Records from a dataset
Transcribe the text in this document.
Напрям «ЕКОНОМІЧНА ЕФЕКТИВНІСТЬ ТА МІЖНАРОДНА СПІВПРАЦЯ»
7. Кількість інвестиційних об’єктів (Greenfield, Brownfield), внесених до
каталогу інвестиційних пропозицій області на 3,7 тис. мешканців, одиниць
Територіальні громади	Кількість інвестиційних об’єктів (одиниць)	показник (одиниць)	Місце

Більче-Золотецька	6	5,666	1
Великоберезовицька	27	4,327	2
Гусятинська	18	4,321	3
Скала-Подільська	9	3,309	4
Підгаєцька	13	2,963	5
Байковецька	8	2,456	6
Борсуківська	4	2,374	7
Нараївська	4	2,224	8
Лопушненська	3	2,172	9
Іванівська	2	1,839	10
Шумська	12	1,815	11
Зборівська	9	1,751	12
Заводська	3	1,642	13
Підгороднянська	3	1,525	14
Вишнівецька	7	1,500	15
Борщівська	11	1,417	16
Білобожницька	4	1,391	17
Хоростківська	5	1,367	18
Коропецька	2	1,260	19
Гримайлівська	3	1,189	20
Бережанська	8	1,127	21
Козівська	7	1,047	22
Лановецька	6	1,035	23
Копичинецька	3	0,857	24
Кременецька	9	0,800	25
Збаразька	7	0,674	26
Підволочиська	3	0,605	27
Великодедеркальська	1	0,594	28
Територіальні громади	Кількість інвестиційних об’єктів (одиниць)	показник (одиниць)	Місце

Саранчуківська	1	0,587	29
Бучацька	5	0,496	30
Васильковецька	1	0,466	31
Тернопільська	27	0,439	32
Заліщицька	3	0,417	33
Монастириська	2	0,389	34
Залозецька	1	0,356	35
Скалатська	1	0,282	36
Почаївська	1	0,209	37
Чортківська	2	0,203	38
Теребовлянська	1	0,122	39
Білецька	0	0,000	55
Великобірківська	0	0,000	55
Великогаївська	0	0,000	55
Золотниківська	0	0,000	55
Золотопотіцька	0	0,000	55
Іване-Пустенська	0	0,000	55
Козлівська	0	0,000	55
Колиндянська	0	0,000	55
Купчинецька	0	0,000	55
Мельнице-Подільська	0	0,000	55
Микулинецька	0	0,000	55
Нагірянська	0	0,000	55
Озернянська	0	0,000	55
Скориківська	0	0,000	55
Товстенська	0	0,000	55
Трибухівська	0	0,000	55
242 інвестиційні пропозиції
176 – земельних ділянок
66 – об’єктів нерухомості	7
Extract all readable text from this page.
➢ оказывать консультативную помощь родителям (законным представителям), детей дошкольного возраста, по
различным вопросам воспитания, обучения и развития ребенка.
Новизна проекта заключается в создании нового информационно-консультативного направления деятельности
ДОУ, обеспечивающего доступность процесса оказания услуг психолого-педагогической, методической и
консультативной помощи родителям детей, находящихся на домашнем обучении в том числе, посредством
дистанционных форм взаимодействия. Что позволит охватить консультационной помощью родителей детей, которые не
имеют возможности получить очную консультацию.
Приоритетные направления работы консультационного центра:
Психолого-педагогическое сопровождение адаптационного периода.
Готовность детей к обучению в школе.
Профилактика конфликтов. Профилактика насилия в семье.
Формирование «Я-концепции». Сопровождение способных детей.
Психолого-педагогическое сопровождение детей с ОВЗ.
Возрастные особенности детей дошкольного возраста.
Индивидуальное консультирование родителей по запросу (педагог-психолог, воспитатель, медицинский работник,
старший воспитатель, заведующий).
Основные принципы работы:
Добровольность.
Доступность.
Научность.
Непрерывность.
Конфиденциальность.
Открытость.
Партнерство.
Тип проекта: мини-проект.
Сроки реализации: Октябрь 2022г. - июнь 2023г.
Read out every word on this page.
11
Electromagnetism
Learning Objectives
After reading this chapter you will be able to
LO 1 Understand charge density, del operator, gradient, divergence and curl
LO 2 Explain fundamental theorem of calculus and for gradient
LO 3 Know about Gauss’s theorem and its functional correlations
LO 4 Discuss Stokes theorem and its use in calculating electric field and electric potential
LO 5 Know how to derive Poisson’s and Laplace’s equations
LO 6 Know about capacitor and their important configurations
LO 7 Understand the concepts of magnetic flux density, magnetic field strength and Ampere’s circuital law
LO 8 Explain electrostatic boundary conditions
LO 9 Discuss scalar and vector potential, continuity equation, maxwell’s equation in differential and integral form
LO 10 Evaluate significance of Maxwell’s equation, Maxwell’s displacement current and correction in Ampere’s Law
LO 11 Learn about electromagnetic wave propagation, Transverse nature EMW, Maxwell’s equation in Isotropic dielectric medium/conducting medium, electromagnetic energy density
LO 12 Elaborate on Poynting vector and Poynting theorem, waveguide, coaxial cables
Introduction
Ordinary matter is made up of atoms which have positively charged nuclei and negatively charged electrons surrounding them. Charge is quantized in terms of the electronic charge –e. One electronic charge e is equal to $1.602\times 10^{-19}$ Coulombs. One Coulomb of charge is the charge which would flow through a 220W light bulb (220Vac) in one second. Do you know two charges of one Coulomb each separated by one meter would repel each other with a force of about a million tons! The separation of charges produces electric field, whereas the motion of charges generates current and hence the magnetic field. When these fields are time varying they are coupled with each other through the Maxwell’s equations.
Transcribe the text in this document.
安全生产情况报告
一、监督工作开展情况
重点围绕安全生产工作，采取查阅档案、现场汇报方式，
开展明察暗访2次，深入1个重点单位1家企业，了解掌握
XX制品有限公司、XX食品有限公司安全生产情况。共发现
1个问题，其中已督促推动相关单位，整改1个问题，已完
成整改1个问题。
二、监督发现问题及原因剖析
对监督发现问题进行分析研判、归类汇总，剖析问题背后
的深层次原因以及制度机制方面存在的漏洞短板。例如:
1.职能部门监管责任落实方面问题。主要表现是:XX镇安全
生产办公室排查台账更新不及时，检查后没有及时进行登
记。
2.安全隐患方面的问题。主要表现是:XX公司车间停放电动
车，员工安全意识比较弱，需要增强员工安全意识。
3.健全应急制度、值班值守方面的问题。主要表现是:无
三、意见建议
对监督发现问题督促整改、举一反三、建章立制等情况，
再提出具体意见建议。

TASK DESCRIPTION: Extract all the entries word for word.

SOLUTION BELOW:
Transcribe the text in this document.
Напрям «ЕКОНОМІЧНА ЕФЕКТИВНІСТЬ ТА МІЖНАРОДНА СПІВПРАЦЯ»
7. Кількість інвестиційних об’єктів (Greenfield, Brownfield), внесених до
каталогу інвестиційних пропозицій області на 3,7 тис. мешканців, одиниць
Територіальні громади	Кількість інвестиційних об’єктів (одиниць)	показник (одиниць)	Місце

Більче-Золотецька	6	5,666	1
Великоберезовицька	27	4,327	2
Гусятинська	18	4,321	3
Скала-Подільська	9	3,309	4
Підгаєцька	13	2,963	5
Байковецька	8	2,456	6
Борсуківська	4	2,374	7
Нараївська	4	2,224	8
Лопушненська	3	2,172	9
Іванівська	2	1,839	10
Шумська	12	1,815	11
Зборівська	9	1,751	12
Заводська	3	1,642	13
Підгороднянська	3	1,525	14
Вишнівецька	7	1,500	15
Борщівська	11	1,417	16
Білобожницька	4	1,391	17
Хоростківська	5	1,367	18
Коропецька	2	1,260	19
Гримайлівська	3	1,189	20
Бережанська	8	1,127	21
Козівська	7	1,047	22
Лановецька	6	1,035	23
Копичинецька	3	0,857	24
Кременецька	9	0,800	25
Збаразька	7	0,674	26
Підволочиська	3	0,605	27
Великодедеркальська	1	0,594	28
Територіальні громади	Кількість інвестиційних об’єктів (одиниць)	показник (одиниць)	Місце

Саранчуківська	1	0,587	29
Бучацька	5	0,496	30
Васильковецька	1	0,466	31
Тернопільська	27	0,439	32
Заліщицька	3	0,417	33
Монастириська	2	0,389	34
Залозецька	1	0,356	35
Скалатська	1	0,282	36
Почаївська	1	0,209	37
Чортківська	2	0,203	38
Теребовлянська	1	0,122	39
Білецька	0	0,000	55
Великобірківська	0	0,000	55
Великогаївська	0	0,000	55
Золотниківська	0	0,000	55
Золотопотіцька	0	0,000	55
Іване-Пустенська	0	0,000	55
Козлівська	0	0,000	55
Колиндянська	0	0,000	55
Купчинецька	0	0,000	55
Мельнице-Подільська	0	0,000	55
Микулинецька	0	0,000	55
Нагірянська	0	0,000	55
Озернянська	0	0,000	55
Скориківська	0	0,000	55
Товстенська	0	0,000	55
Трибухівська	0	0,000	55
242 інвестиційні пропозиції
176 – земельних ділянок
66 – об’єктів нерухомості	7
Extract all readable text from this page.
➢ оказывать консультативную помощь родителям (законным представителям), детей дошкольного возраста, по
различным вопросам воспитания, обучения и развития ребенка.
Новизна проекта заключается в создании нового информационно-консультативного направления деятельности
ДОУ, обеспечивающего доступность процесса оказания услуг психолого-педагогической, методической и
консультативной помощи родителям детей, находящихся на домашнем обучении в том числе, посредством
дистанционных форм взаимодействия. Что позволит охватить консультационной помощью родителей детей, которые не
имеют возможности получить очную консультацию.
Приоритетные направления работы консультационного центра:
Психолого-педагогическое сопровождение адаптационного периода.
Готовность детей к обучению в школе.
Профилактика конфликтов. Профилактика насилия в семье.
Формирование «Я-концепции». Сопровождение способных детей.
Психолого-педагогическое сопровождение детей с ОВЗ.
Возрастные особенности детей дошкольного возраста.
Индивидуальное консультирование родителей по запросу (педагог-психолог, воспитатель, медицинский работник,
старший воспитатель, заведующий).
Основные принципы работы:
Добровольность.
Доступность.
Научность.
Непрерывность.
Конфиденциальность.
Открытость.
Партнерство.
Тип проекта: мини-проект.
Сроки реализации: Октябрь 2022г. - июнь 2023г.
Read out every word on this page.
11
Electromagnetism
Learning Objectives
After reading this chapter you will be able to
LO 1 Understand charge density, del operator, gradient, divergence and curl
LO 2 Explain fundamental theorem of calculus and for gradient
LO 3 Know about Gauss’s theorem and its functional correlations
LO 4 Discuss Stokes theorem and its use in calculating electric field and electric potential
LO 5 Know how to derive Poisson’s and Laplace’s equations
LO 6 Know about capacitor and their important configurations
LO 7 Understand the concepts of magnetic flux density, magnetic field strength and Ampere’s circuital law
LO 8 Explain electrostatic boundary conditions
LO 9 Discuss scalar and vector potential, continuity equation, maxwell’s equation in differential and integral form
LO 10 Evaluate significance of Maxwell’s equation, Maxwell’s displacement current and correction in Ampere’s Law
LO 11 Learn about electromagnetic wave propagation, Transverse nature EMW, Maxwell’s equation in Isotropic dielectric medium/conducting medium, electromagnetic energy density
LO 12 Elaborate on Poynting vector and Poynting theorem, waveguide, coaxial cables
Introduction
Ordinary matter is made up of atoms which have positively charged nuclei and negatively charged electrons surrounding them. Charge is quantized in terms of the electronic charge –e. One electronic charge e is equal to $1.602\times 10^{-19}$ Coulombs. One Coulomb of charge is the charge which would flow through a 220W light bulb (220Vac) in one second. Do you know two charges of one Coulomb each separated by one meter would repel each other with a force of about a million tons! The separation of charges produces electric field, whereas the motion of charges generates current and hence the magnetic field. When these fields are time varying they are coupled with each other through the Maxwell’s equations.
Transcribe the text in this document.
安全生产情况报告
一、监督工作开展情况
重点围绕安全生产工作，采取查阅档案、现场汇报方式，
开展明察暗访2次，深入1个重点单位1家企业，了解掌握
XX制品有限公司、XX食品有限公司安全生产情况。共发现
1个问题，其中已督促推动相关单位，整改1个问题，已完
成整改1个问题。
二、监督发现问题及原因剖析
对监督发现问题进行分析研判、归类汇总，剖析问题背后
的深层次原因以及制度机制方面存在的漏洞短板。例如:
1.职能部门监管责任落实方面问题。主要表现是:XX镇安全
生产办公室排查台账更新不及时，检查后没有及时进行登
记。
2.安全隐患方面的问题。主要表现是:XX公司车间停放电动
车，员工安全意识比较弱，需要增强员工安全意识。
3.健全应急制度、值班值守方面的问题。主要表现是:无
三、意见建议
对监督发现问题督促整改、举一反三、建章立制等情况，
再提出具体意见建议。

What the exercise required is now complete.